→ **Task to complete**
The entries that follow should be written out exactly.

→ **Source material**
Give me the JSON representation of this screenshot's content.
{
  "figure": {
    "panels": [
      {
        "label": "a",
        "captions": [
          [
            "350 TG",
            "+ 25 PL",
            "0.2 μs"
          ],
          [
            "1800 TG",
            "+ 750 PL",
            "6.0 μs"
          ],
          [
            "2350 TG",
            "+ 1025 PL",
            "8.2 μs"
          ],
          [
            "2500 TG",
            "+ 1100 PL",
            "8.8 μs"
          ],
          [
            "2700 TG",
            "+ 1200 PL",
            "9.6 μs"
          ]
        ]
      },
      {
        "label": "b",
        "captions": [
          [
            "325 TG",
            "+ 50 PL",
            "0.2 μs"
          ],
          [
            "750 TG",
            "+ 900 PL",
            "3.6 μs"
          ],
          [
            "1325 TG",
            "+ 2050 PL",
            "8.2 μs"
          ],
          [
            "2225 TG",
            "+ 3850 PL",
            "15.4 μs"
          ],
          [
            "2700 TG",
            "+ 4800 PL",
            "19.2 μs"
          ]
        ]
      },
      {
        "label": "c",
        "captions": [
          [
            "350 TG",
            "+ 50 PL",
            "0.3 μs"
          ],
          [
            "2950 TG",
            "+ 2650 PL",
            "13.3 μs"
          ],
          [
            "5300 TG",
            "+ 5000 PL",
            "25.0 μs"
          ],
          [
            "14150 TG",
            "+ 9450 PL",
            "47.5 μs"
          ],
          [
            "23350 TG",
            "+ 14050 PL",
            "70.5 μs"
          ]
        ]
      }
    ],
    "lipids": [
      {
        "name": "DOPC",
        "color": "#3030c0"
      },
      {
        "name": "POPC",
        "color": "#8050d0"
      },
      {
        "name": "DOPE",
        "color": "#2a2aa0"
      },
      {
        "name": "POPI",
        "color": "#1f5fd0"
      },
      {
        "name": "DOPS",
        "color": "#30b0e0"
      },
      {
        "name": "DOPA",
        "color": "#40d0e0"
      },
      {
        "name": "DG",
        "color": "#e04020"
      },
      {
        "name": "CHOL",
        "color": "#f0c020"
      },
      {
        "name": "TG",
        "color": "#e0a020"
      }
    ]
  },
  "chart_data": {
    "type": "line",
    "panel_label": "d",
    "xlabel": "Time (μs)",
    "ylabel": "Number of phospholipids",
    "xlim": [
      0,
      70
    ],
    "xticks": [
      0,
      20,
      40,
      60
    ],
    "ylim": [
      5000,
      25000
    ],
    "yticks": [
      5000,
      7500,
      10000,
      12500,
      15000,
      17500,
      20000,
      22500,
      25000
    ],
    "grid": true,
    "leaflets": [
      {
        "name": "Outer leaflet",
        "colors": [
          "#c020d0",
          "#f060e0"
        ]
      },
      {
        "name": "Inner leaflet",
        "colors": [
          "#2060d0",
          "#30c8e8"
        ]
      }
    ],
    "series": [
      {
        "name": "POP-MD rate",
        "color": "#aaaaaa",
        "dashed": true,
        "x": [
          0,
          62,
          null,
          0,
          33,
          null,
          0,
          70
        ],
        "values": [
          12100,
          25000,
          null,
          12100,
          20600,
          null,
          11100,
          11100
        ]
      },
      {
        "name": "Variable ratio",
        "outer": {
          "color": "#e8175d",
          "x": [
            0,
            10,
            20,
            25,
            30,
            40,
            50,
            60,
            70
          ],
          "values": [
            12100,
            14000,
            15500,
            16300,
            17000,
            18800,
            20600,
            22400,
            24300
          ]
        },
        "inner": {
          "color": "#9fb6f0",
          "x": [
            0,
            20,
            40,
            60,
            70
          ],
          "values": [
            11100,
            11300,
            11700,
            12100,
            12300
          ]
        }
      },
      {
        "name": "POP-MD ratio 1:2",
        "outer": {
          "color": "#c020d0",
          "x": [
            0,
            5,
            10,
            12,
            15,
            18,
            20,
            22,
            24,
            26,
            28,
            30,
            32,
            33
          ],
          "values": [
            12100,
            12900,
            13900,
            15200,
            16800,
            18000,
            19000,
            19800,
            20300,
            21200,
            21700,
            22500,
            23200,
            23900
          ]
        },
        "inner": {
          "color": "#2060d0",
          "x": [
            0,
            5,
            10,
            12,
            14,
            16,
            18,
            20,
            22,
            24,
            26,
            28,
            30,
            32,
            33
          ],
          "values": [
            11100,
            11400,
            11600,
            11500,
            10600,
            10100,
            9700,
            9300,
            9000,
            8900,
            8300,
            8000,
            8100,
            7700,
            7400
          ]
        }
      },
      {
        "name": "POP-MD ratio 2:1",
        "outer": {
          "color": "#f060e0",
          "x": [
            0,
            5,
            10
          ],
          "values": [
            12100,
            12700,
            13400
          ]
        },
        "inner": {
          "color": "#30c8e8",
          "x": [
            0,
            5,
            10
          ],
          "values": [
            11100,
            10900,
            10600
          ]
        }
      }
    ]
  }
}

→ **Output below**
Give me the JSON representation of this screenshot's content.
{
  "figure": {
    "panels": [
      {
        "label": "a",
        "captions": [
          [
            "350 TG",
            "+ 25 PL",
            "0.2 μs"
          ],
          [
            "1800 TG",
            "+ 750 PL",
            "6.0 μs"
          ],
          [
            "2350 TG",
            "+ 1025 PL",
            "8.2 μs"
          ],
          [
            "2500 TG",
            "+ 1100 PL",
            "8.8 μs"
          ],
          [
            "2700 TG",
            "+ 1200 PL",
            "9.6 μs"
          ]
        ]
      },
      {
        "label": "b",
        "captions": [
          [
            "325 TG",
            "+ 50 PL",
            "0.2 μs"
          ],
          [
            "750 TG",
            "+ 900 PL",
            "3.6 μs"
          ],
          [
            "1325 TG",
            "+ 2050 PL",
            "8.2 μs"
          ],
          [
            "2225 TG",
            "+ 3850 PL",
            "15.4 μs"
          ],
          [
            "2700 TG",
            "+ 4800 PL",
            "19.2 μs"
          ]
        ]
      },
      {
        "label": "c",
        "captions": [
          [
            "350 TG",
            "+ 50 PL",
            "0.3 μs"
          ],
          [
            "2950 TG",
            "+ 2650 PL",
            "13.3 μs"
          ],
          [
            "5300 TG",
            "+ 5000 PL",
            "25.0 μs"
          ],
          [
            "14150 TG",
            "+ 9450 PL",
            "47.5 μs"
          ],
          [
            "23350 TG",
            "+ 14050 PL",
            "70.5 μs"
          ]
        ]
      }
    ],
    "lipids": [
      {
        "name": "DOPC",
        "color": "#3030c0"
      },
      {
        "name": "POPC",
        "color": "#8050d0"
      },
      {
        "name": "DOPE",
        "color": "#2a2aa0"
      },
      {
        "name": "POPI",
        "color": "#1f5fd0"
      },
      {
        "name": "DOPS",
        "color": "#30b0e0"
      },
      {
        "name": "DOPA",
        "color": "#40d0e0"
      },
      {
        "name": "DG",
        "color": "#e04020"
      },
      {
        "name": "CHOL",
        "color": "#f0c020"
      },
      {
        "name": "TG",
        "color": "#e0a020"
      }
    ]
  },
  "chart_data": {
    "type": "line",
    "panel_label": "d",
    "xlabel": "Time (μs)",
    "ylabel": "Number of phospholipids",
    "xlim": [
      0,
      70
    ],
    "xticks": [
      0,
      20,
      40,
      60
    ],
    "ylim": [
      5000,
      25000
    ],
    "yticks": [
      5000,
      7500,
      10000,
      12500,
      15000,
      17500,
      20000,
      22500,
      25000
    ],
    "grid": true,
    "leaflets": [
      {
        "name": "Outer leaflet",
        "colors": [
          "#c020d0",
          "#f060e0"
        ]
      },
      {
        "name": "Inner leaflet",
        "colors": [
          "#2060d0",
          "#30c8e8"
        ]
      }
    ],
    "series": [
      {
        "name": "POP-MD rate",
        "color": "#aaaaaa",
        "dashed": true,
        "x": [
          0,
          62,
          null,
          0,
          33,
          null,
          0,
          70
        ],
        "values": [
          12100,
          25000,
          null,
          12100,
          20600,
          null,
          11100,
          11100
        ]
      },
      {
        "name": "Variable ratio",
        "outer": {
          "color": "#e8175d",
          "x": [
            0,
            10,
            20,
            25,
            30,
            40,
            50,
            60,
            70
          ],
          "values": [
            12100,
            14000,
            15500,
            16300,
            17000,
            18800,
            20600,
            22400,
            24300
          ]
        },
        "inner": {
          "color": "#9fb6f0",
          "x": [
            0,
            20,
            40,
            60,
            70
          ],
          "values": [
            11100,
            11300,
            11700,
            12100,
            12300
          ]
        }
      },
      {
        "name": "POP-MD ratio 1:2",
        "outer": {
          "color": "#c020d0",
          "x": [
            0,
            5,
            10,
            12,
            15,
            18,
            20,
            22,
            24,
            26,
            28,
            30,
            32,
            33
          ],
          "values": [
            12100,
            12900,
            13900,
            15200,
            16800,
            18000,
            19000,
            19800,
            20300,
            21200,
            21700,
            22500,
            23200,
            23900
          ]
        },
        "inner": {
          "color": "#2060d0",
          "x": [
            0,
            5,
            10,
            12,
            14,
            16,
            18,
            20,
            22,
            24,
            26,
            28,
            30,
            32,
            33
          ],
          "values": [
            11100,
            11400,
            11600,
            11500,
            10600,
            10100,
            9700,
            9300,
            9000,
            8900,
            8300,
            8000,
            8100,
            7700,
            7400
          ]
        }
      },
      {
        "name": "POP-MD ratio 2:1",
        "outer": {
          "color": "#f060e0",
          "x": [
            0,
            5,
            10
          ],
          "values": [
            12100,
            12700,
            13400
          ]
        },
        "inner": {
          "color": "#30c8e8",
          "x": [
            0,
            5,
            10
          ],
          "values": [
            11100,
            10900,
            10600
          ]
        }
      }
    ]
  }
}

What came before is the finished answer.